AIM OF THE TASK: Transcribe all records exactly.

Stored entries
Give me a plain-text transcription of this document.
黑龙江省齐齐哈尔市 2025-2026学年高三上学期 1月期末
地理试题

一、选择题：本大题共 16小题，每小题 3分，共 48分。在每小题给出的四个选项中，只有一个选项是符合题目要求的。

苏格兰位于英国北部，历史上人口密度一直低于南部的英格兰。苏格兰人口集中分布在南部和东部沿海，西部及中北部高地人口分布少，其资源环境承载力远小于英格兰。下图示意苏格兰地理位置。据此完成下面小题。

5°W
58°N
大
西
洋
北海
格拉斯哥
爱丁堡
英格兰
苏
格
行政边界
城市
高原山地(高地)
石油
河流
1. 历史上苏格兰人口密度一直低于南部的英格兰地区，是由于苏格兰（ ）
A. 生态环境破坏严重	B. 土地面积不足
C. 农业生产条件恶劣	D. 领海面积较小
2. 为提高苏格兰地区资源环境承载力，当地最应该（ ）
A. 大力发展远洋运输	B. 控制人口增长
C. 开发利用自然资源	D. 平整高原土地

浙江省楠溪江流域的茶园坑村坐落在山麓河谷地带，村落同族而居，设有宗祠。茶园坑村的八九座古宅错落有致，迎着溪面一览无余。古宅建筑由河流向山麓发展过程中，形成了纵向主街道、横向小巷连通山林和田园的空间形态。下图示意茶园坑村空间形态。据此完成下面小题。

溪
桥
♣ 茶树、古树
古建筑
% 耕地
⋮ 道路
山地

SOLUTION TO THIS EXERCISE:
Give me a plain-text transcription of this document.
黑龙江省齐齐哈尔市 2025-2026学年高三上学期 1月期末
地理试题

一、选择题：本大题共 16小题，每小题 3分，共 48分。在每小题给出的四个选项中，只有一个选项是符合题目要求的。

苏格兰位于英国北部，历史上人口密度一直低于南部的英格兰。苏格兰人口集中分布在南部和东部沿海，西部及中北部高地人口分布少，其资源环境承载力远小于英格兰。下图示意苏格兰地理位置。据此完成下面小题。

5°W
58°N
大
西
洋
北海
格拉斯哥
爱丁堡
英格兰
苏
格
行政边界
城市
高原山地(高地)
石油
河流
1. 历史上苏格兰人口密度一直低于南部的英格兰地区，是由于苏格兰（ ）
A. 生态环境破坏严重	B. 土地面积不足
C. 农业生产条件恶劣	D. 领海面积较小
2. 为提高苏格兰地区资源环境承载力，当地最应该（ ）
A. 大力发展远洋运输	B. 控制人口增长
C. 开发利用自然资源	D. 平整高原土地

浙江省楠溪江流域的茶园坑村坐落在山麓河谷地带，村落同族而居，设有宗祠。茶园坑村的八九座古宅错落有致，迎着溪面一览无余。古宅建筑由河流向山麓发展过程中，形成了纵向主街道、横向小巷连通山林和田园的空间形态。下图示意茶园坑村空间形态。据此完成下面小题。

溪
桥
♣ 茶树、古树
古建筑
% 耕地
⋮ 道路
山地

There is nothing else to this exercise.